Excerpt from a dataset
◇ ◇ ◇ ◇
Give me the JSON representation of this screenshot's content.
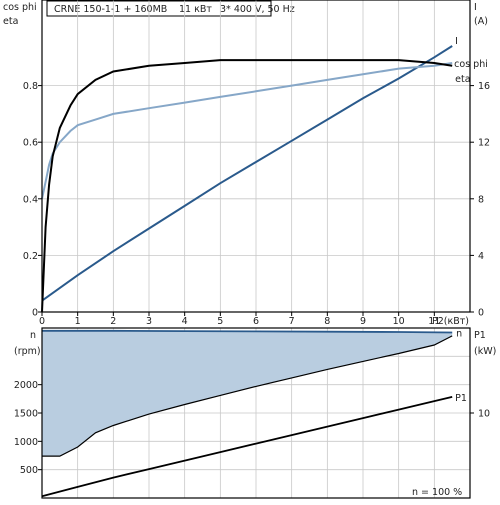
{
  "header": {
    "model": "CRNE 150-1-1 + 160MB",
    "power": "11 кВт",
    "supply": "3* 400 V, 50 Hz"
  },
  "chart_data": [
    {
      "type": "line",
      "title": "CRNE 150-1-1 + 160MB   11 кВт   3* 400 V, 50 Hz",
      "xlabel": "P2(кВт)",
      "x_ticks": [
        "0",
        "1",
        "2",
        "3",
        "4",
        "5",
        "6",
        "7",
        "8",
        "9",
        "10",
        "11"
      ],
      "xlim": [
        0,
        12
      ],
      "left_axis": {
        "label_line1": "cos phi",
        "label_line2": "eta",
        "ylim": [
          0,
          1.0
        ],
        "ticks": [
          "0",
          "0.2",
          "0.4",
          "0.6",
          "0.8"
        ]
      },
      "right_axis": {
        "label_line1": "I",
        "label_line2": "(A)",
        "ylim": [
          0,
          20
        ],
        "ticks": [
          "0",
          "4",
          "8",
          "12",
          "16"
        ]
      },
      "grid": true,
      "series": [
        {
          "name": "I",
          "axis": "right",
          "color": "#2a5a8c",
          "points": [
            [
              0,
              0.8
            ],
            [
              1,
              2.6
            ],
            [
              2,
              4.3
            ],
            [
              3,
              5.9
            ],
            [
              4,
              7.5
            ],
            [
              5,
              9.1
            ],
            [
              6,
              10.6
            ],
            [
              7,
              12.1
            ],
            [
              8,
              13.6
            ],
            [
              9,
              15.1
            ],
            [
              10,
              16.5
            ],
            [
              11,
              18.0
            ],
            [
              11.5,
              18.8
            ]
          ]
        },
        {
          "name": "cos phi",
          "axis": "left",
          "color": "#86a7c8",
          "points": [
            [
              0,
              0.4
            ],
            [
              0.1,
              0.46
            ],
            [
              0.2,
              0.52
            ],
            [
              0.3,
              0.56
            ],
            [
              0.5,
              0.6
            ],
            [
              0.8,
              0.64
            ],
            [
              1,
              0.66
            ],
            [
              1.5,
              0.68
            ],
            [
              2,
              0.7
            ],
            [
              3,
              0.72
            ],
            [
              4,
              0.74
            ],
            [
              5,
              0.76
            ],
            [
              6,
              0.78
            ],
            [
              7,
              0.8
            ],
            [
              8,
              0.82
            ],
            [
              9,
              0.84
            ],
            [
              10,
              0.86
            ],
            [
              11,
              0.87
            ],
            [
              11.5,
              0.88
            ]
          ]
        },
        {
          "name": "eta",
          "axis": "left",
          "color": "#000000",
          "points": [
            [
              0,
              0.0
            ],
            [
              0.1,
              0.3
            ],
            [
              0.2,
              0.45
            ],
            [
              0.3,
              0.55
            ],
            [
              0.5,
              0.65
            ],
            [
              0.8,
              0.73
            ],
            [
              1,
              0.77
            ],
            [
              1.5,
              0.82
            ],
            [
              2,
              0.85
            ],
            [
              3,
              0.87
            ],
            [
              4,
              0.88
            ],
            [
              5,
              0.89
            ],
            [
              6,
              0.89
            ],
            [
              7,
              0.89
            ],
            [
              8,
              0.89
            ],
            [
              9,
              0.89
            ],
            [
              10,
              0.89
            ],
            [
              11,
              0.88
            ],
            [
              11.5,
              0.87
            ]
          ]
        }
      ]
    },
    {
      "type": "area",
      "left_axis": {
        "label_line1": "n",
        "label_line2": "(rpm)",
        "ylim": [
          0,
          3000
        ],
        "ticks": [
          "500",
          "1000",
          "1500",
          "2000"
        ]
      },
      "right_axis": {
        "label_line1": "P1",
        "label_line2": "(kW)",
        "ylim": [
          0,
          20
        ],
        "ticks": [
          "10"
        ]
      },
      "xlim": [
        0,
        12
      ],
      "annotation": "n  = 100 %",
      "fill_color": "#b9cde0",
      "series": [
        {
          "name": "n",
          "axis": "left",
          "color": "#2a5a8c",
          "points": [
            [
              0,
              2950
            ],
            [
              2,
              2950
            ],
            [
              4,
              2945
            ],
            [
              6,
              2940
            ],
            [
              8,
              2935
            ],
            [
              10,
              2930
            ],
            [
              11.5,
              2920
            ]
          ]
        },
        {
          "name": "n-lower",
          "axis": "left",
          "color": "#000000",
          "points": [
            [
              0,
              740
            ],
            [
              0.5,
              740
            ],
            [
              1,
              900
            ],
            [
              1.5,
              1150
            ],
            [
              2,
              1280
            ],
            [
              3,
              1480
            ],
            [
              4,
              1650
            ],
            [
              5,
              1810
            ],
            [
              6,
              1970
            ],
            [
              7,
              2120
            ],
            [
              8,
              2270
            ],
            [
              9,
              2410
            ],
            [
              10,
              2550
            ],
            [
              11,
              2700
            ],
            [
              11.5,
              2860
            ]
          ]
        },
        {
          "name": "P1",
          "axis": "right",
          "color": "#000000",
          "points": [
            [
              0,
              0.2
            ],
            [
              1,
              1.3
            ],
            [
              2,
              2.4
            ],
            [
              3,
              3.4
            ],
            [
              4,
              4.4
            ],
            [
              5,
              5.4
            ],
            [
              6,
              6.4
            ],
            [
              7,
              7.4
            ],
            [
              8,
              8.4
            ],
            [
              9,
              9.4
            ],
            [
              10,
              10.4
            ],
            [
              11,
              11.4
            ],
            [
              11.5,
              11.9
            ]
          ]
        }
      ]
    }
  ]
}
◇ ◇ ◇ ◇
Make a copy of each line that contains the string "CRNE".

    "model": "CRNE 150-1-1 + 160MB",
      "title": "CRNE 150-1-1 + 160MB   11 кВт   3* 400 V, 50 Hz",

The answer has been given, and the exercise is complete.